Required work>
Determine which lines of the records include the word "ffffff", and copy them.
— begin —
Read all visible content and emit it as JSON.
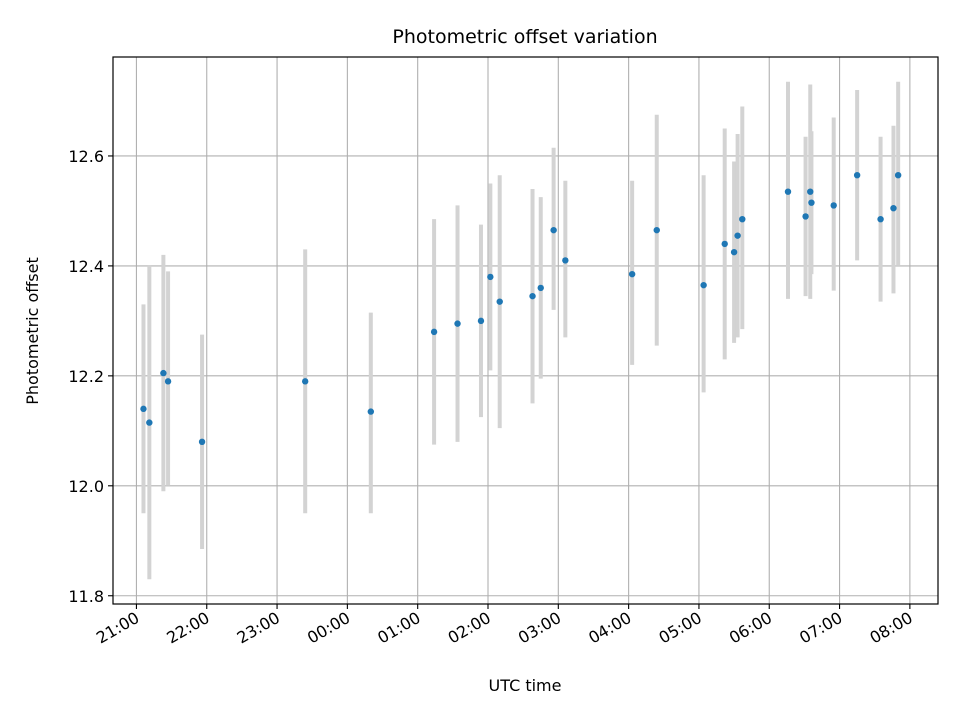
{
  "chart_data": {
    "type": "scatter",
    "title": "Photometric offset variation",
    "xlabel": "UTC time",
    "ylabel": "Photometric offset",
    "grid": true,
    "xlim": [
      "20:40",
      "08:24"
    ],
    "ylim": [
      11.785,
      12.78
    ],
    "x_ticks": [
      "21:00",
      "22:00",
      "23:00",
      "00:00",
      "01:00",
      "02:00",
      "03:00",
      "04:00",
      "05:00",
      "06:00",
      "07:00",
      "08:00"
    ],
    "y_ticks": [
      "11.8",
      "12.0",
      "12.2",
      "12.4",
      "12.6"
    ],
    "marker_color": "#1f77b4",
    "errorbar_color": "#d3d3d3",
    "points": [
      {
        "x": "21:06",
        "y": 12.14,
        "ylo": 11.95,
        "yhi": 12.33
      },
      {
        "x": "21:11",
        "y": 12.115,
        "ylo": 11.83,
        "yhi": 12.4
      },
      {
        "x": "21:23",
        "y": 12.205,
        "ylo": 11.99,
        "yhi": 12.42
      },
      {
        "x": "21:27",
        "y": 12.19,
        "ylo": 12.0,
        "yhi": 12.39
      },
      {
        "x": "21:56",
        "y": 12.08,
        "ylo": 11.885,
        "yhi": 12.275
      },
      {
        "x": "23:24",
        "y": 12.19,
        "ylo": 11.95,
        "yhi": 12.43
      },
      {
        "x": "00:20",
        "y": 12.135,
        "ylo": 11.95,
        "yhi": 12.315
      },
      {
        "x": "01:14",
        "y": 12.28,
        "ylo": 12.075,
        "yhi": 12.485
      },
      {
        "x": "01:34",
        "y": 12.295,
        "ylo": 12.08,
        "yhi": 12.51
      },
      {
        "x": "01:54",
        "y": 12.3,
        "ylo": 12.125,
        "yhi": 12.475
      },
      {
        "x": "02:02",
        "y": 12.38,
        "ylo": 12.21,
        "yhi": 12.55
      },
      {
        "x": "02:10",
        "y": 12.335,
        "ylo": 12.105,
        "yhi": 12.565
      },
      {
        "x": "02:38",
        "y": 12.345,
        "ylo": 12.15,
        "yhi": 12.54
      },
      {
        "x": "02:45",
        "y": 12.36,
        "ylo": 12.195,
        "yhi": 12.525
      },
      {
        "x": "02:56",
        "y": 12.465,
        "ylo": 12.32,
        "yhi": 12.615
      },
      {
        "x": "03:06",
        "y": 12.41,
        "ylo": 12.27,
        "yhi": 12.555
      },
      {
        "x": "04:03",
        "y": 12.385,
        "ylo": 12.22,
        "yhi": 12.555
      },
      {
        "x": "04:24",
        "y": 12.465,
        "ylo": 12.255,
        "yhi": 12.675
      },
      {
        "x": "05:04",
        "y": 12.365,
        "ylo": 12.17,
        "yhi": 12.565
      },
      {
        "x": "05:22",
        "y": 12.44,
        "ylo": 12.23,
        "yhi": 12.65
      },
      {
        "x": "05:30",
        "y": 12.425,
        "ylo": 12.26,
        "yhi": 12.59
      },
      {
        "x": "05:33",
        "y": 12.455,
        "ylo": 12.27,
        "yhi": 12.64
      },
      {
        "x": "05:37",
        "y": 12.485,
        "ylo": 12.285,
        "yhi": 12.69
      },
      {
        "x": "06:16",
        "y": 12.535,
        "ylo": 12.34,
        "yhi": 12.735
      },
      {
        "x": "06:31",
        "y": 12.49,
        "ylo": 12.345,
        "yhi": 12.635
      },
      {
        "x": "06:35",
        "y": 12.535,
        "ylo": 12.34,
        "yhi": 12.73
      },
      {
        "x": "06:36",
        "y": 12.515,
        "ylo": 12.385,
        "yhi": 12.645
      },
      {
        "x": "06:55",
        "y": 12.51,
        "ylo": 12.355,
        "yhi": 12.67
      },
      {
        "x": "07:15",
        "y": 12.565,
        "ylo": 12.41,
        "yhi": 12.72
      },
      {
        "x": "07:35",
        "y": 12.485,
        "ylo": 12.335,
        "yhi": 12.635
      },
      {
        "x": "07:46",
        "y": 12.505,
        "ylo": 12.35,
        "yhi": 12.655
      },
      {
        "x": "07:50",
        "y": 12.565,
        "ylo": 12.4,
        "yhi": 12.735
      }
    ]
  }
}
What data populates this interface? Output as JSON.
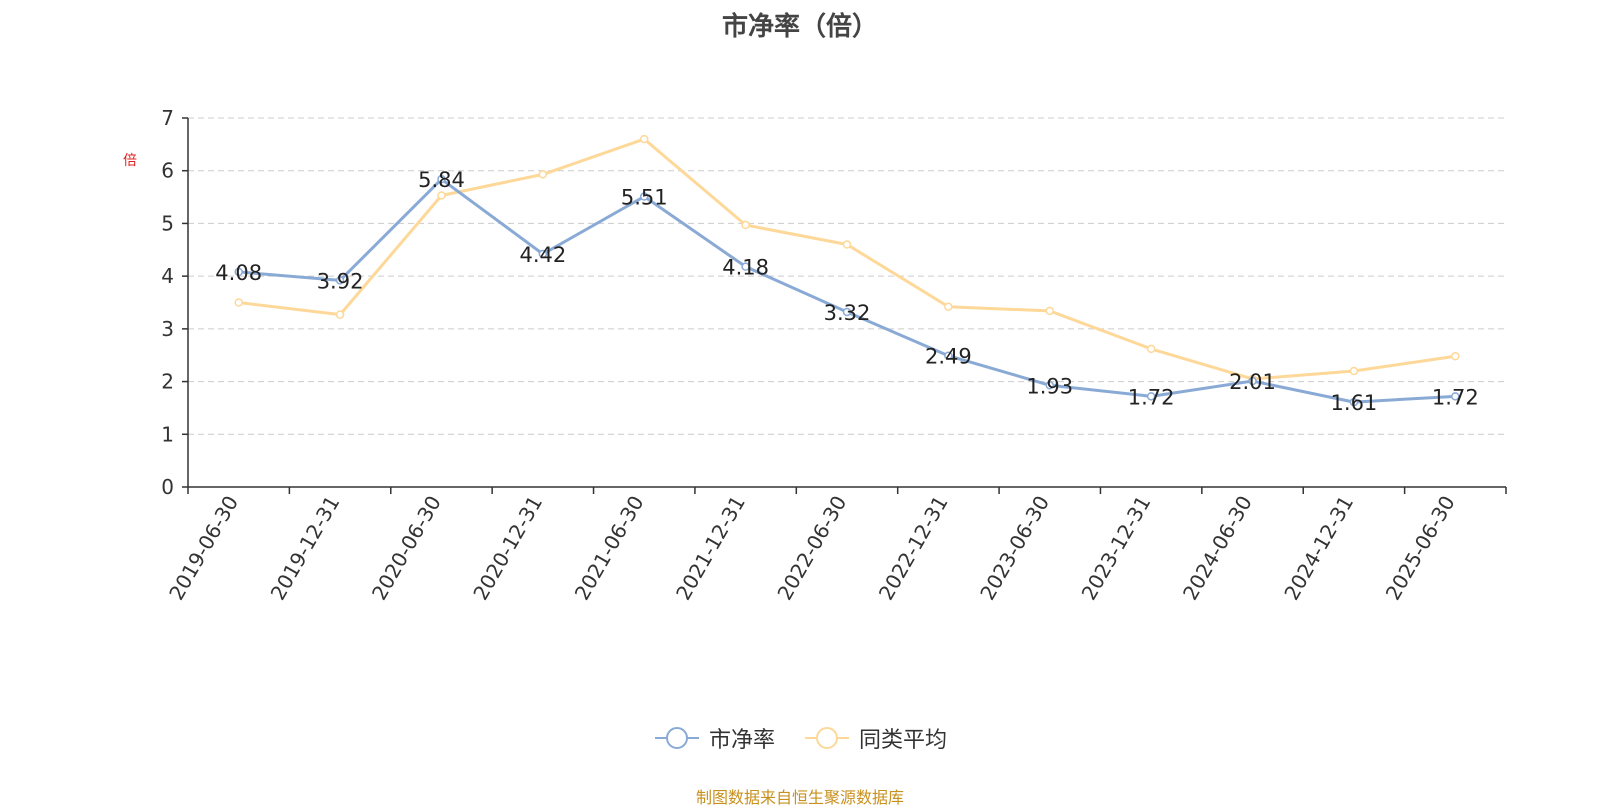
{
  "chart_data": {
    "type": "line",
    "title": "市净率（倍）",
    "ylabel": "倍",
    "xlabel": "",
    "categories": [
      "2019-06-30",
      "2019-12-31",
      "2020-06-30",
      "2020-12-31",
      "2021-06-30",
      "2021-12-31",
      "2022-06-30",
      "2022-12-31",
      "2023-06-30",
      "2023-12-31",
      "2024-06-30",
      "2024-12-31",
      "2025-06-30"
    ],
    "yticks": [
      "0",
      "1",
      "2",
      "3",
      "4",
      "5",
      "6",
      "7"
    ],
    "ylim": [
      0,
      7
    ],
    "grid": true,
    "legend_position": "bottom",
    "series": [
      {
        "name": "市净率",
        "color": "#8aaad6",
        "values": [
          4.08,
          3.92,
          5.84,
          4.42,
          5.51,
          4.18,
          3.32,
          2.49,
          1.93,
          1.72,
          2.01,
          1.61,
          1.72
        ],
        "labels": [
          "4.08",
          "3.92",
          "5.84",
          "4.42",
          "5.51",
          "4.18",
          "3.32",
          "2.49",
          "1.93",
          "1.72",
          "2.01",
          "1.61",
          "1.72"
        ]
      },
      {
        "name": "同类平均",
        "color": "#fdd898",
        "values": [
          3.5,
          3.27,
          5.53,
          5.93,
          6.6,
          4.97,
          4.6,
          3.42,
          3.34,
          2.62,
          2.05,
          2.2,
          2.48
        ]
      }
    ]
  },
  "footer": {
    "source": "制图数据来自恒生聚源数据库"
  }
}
— end —
— begin —
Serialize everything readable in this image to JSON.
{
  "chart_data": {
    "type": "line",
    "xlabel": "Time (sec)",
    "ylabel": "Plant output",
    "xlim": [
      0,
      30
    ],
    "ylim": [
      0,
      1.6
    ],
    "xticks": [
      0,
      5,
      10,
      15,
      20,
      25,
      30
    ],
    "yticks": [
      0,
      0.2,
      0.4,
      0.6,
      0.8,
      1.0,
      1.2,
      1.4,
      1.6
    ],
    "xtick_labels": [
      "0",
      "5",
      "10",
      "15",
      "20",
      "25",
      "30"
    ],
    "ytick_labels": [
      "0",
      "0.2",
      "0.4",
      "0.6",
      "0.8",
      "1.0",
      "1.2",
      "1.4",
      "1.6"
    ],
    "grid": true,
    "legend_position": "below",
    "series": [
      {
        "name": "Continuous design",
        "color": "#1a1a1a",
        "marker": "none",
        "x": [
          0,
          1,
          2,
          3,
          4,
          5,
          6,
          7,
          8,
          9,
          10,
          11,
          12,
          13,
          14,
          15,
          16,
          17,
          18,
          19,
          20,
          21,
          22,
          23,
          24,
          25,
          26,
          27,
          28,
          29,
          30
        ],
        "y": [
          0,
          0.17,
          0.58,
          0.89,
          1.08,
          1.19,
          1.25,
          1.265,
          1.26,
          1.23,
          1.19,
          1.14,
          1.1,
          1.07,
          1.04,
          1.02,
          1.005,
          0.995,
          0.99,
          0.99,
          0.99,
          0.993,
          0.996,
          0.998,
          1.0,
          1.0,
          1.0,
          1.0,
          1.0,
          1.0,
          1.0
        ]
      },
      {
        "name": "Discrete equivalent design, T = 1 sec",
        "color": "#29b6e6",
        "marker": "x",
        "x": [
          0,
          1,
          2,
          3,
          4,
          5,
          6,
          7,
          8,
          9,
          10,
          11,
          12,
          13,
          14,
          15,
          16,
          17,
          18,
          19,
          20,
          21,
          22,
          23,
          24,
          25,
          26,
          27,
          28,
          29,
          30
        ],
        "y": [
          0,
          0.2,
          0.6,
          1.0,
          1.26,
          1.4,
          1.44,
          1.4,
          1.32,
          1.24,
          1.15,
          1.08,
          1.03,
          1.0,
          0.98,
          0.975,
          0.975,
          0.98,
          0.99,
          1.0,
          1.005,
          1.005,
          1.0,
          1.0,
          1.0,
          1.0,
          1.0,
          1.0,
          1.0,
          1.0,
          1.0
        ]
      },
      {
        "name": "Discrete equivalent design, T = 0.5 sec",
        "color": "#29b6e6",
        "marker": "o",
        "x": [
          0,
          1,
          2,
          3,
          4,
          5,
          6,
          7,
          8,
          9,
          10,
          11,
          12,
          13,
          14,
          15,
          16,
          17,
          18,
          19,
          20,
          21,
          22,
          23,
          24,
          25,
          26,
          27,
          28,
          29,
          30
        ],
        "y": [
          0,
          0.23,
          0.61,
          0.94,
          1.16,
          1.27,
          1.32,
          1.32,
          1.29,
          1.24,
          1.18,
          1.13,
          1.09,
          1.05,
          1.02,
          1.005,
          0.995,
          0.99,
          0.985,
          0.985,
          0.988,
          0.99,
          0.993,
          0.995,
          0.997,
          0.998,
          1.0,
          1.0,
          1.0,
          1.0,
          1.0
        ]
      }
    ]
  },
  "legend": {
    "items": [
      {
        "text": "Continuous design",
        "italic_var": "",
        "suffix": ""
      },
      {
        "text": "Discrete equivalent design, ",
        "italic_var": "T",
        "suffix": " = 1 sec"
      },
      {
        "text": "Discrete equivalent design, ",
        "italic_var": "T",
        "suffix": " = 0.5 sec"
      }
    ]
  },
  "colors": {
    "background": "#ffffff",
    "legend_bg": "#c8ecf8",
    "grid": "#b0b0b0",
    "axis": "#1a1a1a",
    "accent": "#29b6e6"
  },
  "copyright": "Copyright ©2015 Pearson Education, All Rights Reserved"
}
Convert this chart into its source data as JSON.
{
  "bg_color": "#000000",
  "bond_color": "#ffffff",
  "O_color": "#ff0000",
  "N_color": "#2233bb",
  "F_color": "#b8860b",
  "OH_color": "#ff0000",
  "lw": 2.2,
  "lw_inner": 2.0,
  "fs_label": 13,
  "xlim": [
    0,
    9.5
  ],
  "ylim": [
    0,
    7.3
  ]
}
— end —
— begin —
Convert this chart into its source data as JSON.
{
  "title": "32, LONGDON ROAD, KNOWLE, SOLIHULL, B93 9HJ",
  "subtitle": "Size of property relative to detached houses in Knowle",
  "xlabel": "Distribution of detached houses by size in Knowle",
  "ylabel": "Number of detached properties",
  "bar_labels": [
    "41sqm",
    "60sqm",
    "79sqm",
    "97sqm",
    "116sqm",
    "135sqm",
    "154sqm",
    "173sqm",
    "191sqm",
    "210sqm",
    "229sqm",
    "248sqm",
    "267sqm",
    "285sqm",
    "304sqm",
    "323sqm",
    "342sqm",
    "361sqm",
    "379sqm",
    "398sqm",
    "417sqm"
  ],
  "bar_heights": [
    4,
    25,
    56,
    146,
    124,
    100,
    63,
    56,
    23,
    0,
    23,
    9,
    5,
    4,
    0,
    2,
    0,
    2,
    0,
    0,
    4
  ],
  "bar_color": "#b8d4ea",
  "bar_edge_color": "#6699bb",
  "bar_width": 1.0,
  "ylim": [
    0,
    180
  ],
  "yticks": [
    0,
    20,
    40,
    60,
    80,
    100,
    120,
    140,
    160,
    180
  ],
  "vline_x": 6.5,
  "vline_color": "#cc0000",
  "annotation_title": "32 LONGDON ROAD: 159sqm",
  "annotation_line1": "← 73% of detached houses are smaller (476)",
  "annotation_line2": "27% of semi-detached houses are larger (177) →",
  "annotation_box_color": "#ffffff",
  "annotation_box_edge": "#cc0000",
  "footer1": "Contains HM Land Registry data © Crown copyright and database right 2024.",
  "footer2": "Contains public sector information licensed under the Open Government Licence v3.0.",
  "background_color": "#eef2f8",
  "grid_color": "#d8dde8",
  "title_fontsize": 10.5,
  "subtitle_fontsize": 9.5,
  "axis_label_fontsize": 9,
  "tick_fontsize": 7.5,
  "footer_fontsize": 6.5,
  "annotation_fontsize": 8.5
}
— end —
Exercise answer>
    "background": "#ffffff",
  "bond_color": "#ffffff",
  "annotation_box_color": "#ffffff",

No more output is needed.